_Set problem_
Write out the data again in full, exactly as it reads.

[START OF Record extracts]

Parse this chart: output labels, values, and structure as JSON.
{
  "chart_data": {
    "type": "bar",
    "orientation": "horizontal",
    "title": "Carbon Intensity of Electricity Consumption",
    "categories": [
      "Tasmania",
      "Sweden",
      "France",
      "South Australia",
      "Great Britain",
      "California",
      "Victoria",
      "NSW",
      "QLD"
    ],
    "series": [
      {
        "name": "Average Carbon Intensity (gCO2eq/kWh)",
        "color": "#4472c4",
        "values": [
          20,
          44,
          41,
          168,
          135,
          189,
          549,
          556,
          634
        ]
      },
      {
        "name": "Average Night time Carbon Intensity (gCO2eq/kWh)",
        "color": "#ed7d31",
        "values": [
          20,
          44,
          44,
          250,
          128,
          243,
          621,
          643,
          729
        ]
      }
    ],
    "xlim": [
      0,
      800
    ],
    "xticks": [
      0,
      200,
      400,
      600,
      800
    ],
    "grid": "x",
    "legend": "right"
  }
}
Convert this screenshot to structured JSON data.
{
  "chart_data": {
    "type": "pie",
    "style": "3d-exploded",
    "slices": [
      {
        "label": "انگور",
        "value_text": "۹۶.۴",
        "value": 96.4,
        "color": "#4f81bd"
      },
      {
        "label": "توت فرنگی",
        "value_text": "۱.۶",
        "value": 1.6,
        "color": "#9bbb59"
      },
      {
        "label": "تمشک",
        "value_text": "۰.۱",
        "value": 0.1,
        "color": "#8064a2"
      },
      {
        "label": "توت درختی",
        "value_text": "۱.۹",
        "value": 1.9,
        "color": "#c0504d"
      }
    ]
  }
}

[END OF Record extracts]

_Result for this exercise_
Parse this chart: output labels, values, and structure as JSON.
{
  "chart_data": {
    "type": "bar",
    "orientation": "horizontal",
    "title": "Carbon Intensity of Electricity Consumption",
    "categories": [
      "Tasmania",
      "Sweden",
      "France",
      "South Australia",
      "Great Britain",
      "California",
      "Victoria",
      "NSW",
      "QLD"
    ],
    "series": [
      {
        "name": "Average Carbon Intensity (gCO2eq/kWh)",
        "color": "#4472c4",
        "values": [
          20,
          44,
          41,
          168,
          135,
          189,
          549,
          556,
          634
        ]
      },
      {
        "name": "Average Night time Carbon Intensity (gCO2eq/kWh)",
        "color": "#ed7d31",
        "values": [
          20,
          44,
          44,
          250,
          128,
          243,
          621,
          643,
          729
        ]
      }
    ],
    "xlim": [
      0,
      800
    ],
    "xticks": [
      0,
      200,
      400,
      600,
      800
    ],
    "grid": "x",
    "legend": "right"
  }
}
Convert this screenshot to structured JSON data.
{
  "chart_data": {
    "type": "pie",
    "style": "3d-exploded",
    "slices": [
      {
        "label": "انگور",
        "value_text": "۹۶.۴",
        "value": 96.4,
        "color": "#4f81bd"
      },
      {
        "label": "توت فرنگی",
        "value_text": "۱.۶",
        "value": 1.6,
        "color": "#9bbb59"
      },
      {
        "label": "تمشک",
        "value_text": "۰.۱",
        "value": 0.1,
        "color": "#8064a2"
      },
      {
        "label": "توت درختی",
        "value_text": "۱.۹",
        "value": 1.9,
        "color": "#c0504d"
      }
    ]
  }
}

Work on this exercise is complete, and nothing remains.